**Prompt**
Write out all of the data exactly as it appears.

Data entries
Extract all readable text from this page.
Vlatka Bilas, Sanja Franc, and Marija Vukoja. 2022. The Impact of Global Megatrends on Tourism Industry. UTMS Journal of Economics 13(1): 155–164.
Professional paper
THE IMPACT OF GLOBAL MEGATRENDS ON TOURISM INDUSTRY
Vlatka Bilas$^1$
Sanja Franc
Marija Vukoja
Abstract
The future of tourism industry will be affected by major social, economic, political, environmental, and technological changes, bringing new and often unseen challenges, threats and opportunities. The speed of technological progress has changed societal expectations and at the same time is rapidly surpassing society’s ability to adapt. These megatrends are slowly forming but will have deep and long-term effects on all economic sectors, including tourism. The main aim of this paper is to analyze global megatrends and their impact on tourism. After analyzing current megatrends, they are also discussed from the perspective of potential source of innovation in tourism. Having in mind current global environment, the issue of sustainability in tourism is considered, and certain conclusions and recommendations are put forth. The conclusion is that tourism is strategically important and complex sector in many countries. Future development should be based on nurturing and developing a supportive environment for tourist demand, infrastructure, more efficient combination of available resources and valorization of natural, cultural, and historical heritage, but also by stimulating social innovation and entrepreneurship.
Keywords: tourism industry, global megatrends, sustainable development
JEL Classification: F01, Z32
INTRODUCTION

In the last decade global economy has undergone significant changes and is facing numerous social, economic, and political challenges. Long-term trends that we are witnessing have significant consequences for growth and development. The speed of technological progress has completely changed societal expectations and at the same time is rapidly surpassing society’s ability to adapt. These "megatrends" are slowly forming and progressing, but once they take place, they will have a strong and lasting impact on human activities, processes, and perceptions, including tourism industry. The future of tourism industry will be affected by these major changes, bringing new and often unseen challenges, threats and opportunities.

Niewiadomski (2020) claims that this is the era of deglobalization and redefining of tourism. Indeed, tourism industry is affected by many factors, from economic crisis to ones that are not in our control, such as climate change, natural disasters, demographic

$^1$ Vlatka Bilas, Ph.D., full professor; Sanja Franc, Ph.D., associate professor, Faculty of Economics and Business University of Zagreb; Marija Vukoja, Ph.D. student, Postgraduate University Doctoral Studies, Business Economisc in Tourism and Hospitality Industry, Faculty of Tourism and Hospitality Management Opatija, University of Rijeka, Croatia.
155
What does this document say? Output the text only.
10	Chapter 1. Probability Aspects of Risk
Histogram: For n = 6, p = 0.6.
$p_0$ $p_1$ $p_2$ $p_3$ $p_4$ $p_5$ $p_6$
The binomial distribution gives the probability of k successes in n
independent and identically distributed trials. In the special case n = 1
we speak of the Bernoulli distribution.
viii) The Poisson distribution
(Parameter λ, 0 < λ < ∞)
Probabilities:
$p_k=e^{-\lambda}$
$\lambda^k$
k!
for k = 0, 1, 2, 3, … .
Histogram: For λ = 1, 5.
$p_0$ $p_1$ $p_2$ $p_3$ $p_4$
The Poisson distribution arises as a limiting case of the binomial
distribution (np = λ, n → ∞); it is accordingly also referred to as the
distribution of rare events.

**Correct answer**
Extract all readable text from this page.
Vlatka Bilas, Sanja Franc, and Marija Vukoja. 2022. The Impact of Global Megatrends on Tourism Industry. UTMS Journal of Economics 13(1): 155–164.
Professional paper
THE IMPACT OF GLOBAL MEGATRENDS ON TOURISM INDUSTRY
Vlatka Bilas$^1$
Sanja Franc
Marija Vukoja
Abstract
The future of tourism industry will be affected by major social, economic, political, environmental, and technological changes, bringing new and often unseen challenges, threats and opportunities. The speed of technological progress has changed societal expectations and at the same time is rapidly surpassing society’s ability to adapt. These megatrends are slowly forming but will have deep and long-term effects on all economic sectors, including tourism. The main aim of this paper is to analyze global megatrends and their impact on tourism. After analyzing current megatrends, they are also discussed from the perspective of potential source of innovation in tourism. Having in mind current global environment, the issue of sustainability in tourism is considered, and certain conclusions and recommendations are put forth. The conclusion is that tourism is strategically important and complex sector in many countries. Future development should be based on nurturing and developing a supportive environment for tourist demand, infrastructure, more efficient combination of available resources and valorization of natural, cultural, and historical heritage, but also by stimulating social innovation and entrepreneurship.
Keywords: tourism industry, global megatrends, sustainable development
JEL Classification: F01, Z32
INTRODUCTION

In the last decade global economy has undergone significant changes and is facing numerous social, economic, and political challenges. Long-term trends that we are witnessing have significant consequences for growth and development. The speed of technological progress has completely changed societal expectations and at the same time is rapidly surpassing society’s ability to adapt. These "megatrends" are slowly forming and progressing, but once they take place, they will have a strong and lasting impact on human activities, processes, and perceptions, including tourism industry. The future of tourism industry will be affected by these major changes, bringing new and often unseen challenges, threats and opportunities.

Niewiadomski (2020) claims that this is the era of deglobalization and redefining of tourism. Indeed, tourism industry is affected by many factors, from economic crisis to ones that are not in our control, such as climate change, natural disasters, demographic

$^1$ Vlatka Bilas, Ph.D., full professor; Sanja Franc, Ph.D., associate professor, Faculty of Economics and Business University of Zagreb; Marija Vukoja, Ph.D. student, Postgraduate University Doctoral Studies, Business Economisc in Tourism and Hospitality Industry, Faculty of Tourism and Hospitality Management Opatija, University of Rijeka, Croatia.
155
What does this document say? Output the text only.
10	Chapter 1. Probability Aspects of Risk
Histogram: For n = 6, p = 0.6.
$p_0$ $p_1$ $p_2$ $p_3$ $p_4$ $p_5$ $p_6$
The binomial distribution gives the probability of k successes in n
independent and identically distributed trials. In the special case n = 1
we speak of the Bernoulli distribution.
viii) The Poisson distribution
(Parameter λ, 0 < λ < ∞)
Probabilities:
$p_k=e^{-\lambda}$
$\lambda^k$
k!
for k = 0, 1, 2, 3, … .
Histogram: For λ = 1, 5.
$p_0$ $p_1$ $p_2$ $p_3$ $p_4$
The Poisson distribution arises as a limiting case of the binomial
distribution (np = λ, n → ∞); it is accordingly also referred to as the
distribution of rare events.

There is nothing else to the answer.